Dataset records of page text:
━━━━━━

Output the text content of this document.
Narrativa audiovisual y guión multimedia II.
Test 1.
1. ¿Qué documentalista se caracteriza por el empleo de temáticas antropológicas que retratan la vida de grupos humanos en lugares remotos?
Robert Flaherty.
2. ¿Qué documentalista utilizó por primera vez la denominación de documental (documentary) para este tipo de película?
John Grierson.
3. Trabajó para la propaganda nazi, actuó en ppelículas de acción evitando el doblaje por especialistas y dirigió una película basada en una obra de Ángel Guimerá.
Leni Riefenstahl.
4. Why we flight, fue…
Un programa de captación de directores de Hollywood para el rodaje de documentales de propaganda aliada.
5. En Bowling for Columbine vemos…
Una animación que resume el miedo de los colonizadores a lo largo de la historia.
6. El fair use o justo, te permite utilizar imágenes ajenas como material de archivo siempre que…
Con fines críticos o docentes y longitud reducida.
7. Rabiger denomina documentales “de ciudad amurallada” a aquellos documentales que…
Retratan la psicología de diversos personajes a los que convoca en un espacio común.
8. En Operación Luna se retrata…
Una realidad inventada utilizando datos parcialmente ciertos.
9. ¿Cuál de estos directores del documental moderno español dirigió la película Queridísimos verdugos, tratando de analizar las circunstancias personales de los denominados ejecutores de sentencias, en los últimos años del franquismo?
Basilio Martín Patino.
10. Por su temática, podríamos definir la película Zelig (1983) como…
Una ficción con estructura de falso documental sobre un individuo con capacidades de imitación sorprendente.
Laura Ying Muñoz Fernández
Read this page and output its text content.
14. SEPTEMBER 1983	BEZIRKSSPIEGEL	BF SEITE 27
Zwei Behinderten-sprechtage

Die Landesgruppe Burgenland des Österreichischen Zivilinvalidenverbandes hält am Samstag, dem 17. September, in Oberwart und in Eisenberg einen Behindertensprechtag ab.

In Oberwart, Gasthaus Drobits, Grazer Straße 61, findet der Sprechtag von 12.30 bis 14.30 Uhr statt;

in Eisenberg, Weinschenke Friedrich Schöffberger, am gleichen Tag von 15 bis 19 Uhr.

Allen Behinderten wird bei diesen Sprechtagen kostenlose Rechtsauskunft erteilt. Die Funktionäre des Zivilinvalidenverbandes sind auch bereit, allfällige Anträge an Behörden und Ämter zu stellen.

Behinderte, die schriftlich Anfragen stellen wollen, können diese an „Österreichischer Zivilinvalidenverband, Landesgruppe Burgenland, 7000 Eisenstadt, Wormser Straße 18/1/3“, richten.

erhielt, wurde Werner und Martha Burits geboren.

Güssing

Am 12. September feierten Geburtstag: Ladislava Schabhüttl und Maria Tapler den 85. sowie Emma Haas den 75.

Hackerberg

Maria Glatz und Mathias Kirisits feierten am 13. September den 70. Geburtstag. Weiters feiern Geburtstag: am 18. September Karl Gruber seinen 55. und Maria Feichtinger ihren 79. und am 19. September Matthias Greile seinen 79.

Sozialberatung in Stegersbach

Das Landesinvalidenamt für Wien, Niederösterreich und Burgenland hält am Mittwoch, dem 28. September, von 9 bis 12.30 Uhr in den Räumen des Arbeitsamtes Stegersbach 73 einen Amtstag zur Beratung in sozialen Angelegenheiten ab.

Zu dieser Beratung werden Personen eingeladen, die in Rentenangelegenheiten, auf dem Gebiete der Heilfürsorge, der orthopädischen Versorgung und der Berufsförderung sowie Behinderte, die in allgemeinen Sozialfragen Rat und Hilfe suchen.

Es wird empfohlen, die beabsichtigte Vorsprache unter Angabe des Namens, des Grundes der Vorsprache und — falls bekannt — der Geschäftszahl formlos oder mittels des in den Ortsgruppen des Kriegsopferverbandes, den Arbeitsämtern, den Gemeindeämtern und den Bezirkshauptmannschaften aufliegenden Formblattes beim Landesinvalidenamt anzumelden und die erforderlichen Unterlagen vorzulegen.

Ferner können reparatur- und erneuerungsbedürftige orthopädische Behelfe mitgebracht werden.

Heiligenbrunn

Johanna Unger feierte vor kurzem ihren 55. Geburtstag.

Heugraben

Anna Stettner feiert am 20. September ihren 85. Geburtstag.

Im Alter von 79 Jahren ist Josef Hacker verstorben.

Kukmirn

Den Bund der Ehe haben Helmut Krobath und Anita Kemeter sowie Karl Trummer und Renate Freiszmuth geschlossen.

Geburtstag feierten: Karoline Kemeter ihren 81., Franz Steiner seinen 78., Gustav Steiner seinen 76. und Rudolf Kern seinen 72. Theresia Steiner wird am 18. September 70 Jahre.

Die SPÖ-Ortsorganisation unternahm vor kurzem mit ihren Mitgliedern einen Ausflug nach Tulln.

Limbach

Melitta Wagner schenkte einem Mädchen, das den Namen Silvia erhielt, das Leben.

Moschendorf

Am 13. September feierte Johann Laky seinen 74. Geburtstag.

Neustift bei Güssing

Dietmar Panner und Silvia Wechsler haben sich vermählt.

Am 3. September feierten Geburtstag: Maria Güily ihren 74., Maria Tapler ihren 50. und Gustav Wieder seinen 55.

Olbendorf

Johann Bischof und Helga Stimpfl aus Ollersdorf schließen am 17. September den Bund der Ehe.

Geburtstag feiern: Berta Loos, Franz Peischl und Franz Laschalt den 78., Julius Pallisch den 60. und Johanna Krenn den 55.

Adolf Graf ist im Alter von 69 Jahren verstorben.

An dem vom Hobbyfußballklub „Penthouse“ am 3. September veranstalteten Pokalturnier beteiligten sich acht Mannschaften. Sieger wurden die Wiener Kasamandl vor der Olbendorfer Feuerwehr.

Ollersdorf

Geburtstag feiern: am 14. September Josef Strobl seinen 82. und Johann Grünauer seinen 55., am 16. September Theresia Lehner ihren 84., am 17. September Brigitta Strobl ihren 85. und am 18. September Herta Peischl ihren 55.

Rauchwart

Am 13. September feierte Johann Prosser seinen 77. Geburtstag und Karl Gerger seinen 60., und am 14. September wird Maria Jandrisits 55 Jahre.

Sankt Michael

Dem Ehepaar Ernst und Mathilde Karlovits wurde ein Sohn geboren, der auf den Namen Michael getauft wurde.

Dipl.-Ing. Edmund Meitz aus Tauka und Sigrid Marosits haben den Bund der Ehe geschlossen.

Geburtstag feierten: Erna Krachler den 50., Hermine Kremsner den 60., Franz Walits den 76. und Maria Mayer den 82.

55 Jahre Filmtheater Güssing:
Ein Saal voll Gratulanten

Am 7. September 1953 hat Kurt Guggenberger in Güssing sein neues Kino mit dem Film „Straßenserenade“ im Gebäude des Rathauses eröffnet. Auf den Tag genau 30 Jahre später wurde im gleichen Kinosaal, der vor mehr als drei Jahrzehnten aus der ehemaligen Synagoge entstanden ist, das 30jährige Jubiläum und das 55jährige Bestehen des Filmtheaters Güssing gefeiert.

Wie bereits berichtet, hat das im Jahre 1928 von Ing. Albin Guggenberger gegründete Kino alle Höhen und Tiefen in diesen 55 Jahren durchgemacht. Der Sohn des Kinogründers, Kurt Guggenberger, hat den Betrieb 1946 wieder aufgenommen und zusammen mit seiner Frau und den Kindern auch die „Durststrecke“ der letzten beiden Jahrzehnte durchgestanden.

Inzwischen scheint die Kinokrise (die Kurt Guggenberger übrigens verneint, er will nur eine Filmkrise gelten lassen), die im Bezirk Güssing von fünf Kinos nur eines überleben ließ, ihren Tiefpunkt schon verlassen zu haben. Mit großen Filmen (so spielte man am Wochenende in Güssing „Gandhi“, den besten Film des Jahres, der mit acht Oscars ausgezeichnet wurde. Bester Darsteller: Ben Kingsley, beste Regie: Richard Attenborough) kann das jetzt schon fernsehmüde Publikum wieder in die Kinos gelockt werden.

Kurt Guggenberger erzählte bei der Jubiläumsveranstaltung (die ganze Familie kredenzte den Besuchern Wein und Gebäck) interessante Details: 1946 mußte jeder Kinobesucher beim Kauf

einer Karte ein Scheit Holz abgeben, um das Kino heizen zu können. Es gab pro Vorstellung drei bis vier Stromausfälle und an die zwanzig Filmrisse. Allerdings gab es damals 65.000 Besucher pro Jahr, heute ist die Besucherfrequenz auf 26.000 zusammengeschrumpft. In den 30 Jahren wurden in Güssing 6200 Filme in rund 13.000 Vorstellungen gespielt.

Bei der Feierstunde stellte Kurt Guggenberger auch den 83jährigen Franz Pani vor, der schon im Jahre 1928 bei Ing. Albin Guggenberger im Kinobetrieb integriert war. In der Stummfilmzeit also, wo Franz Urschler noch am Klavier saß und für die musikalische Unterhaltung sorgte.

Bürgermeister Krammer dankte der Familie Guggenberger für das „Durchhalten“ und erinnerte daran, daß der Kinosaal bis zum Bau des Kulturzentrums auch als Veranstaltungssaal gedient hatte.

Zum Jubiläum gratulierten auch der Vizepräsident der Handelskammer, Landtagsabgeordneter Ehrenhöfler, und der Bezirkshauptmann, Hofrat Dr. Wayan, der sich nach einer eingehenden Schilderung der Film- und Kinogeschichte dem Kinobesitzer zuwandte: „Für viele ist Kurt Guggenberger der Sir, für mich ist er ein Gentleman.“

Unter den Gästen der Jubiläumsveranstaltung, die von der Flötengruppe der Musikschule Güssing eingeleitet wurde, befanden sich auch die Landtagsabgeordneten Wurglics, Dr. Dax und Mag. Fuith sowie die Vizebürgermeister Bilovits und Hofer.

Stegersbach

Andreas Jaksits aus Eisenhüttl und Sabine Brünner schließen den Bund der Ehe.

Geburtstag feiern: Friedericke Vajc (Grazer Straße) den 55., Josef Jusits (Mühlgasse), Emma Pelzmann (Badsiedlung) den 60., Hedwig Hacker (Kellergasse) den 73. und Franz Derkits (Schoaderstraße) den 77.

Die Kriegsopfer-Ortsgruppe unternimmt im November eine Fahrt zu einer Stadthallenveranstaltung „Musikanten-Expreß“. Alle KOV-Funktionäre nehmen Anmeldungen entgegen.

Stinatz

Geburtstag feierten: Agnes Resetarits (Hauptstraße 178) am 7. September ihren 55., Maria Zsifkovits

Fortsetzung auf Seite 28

━━━━━━

# Problem to solve
The answer must consist of every line above that contains the word "documentalista".

# Output below
1. ¿Qué documentalista se caracteriza por el empleo de temáticas antropológicas que retratan la vida de grupos humanos en lugares remotos?
2. ¿Qué documentalista utilizó por primera vez la denominación de documental (documentary) para este tipo de película?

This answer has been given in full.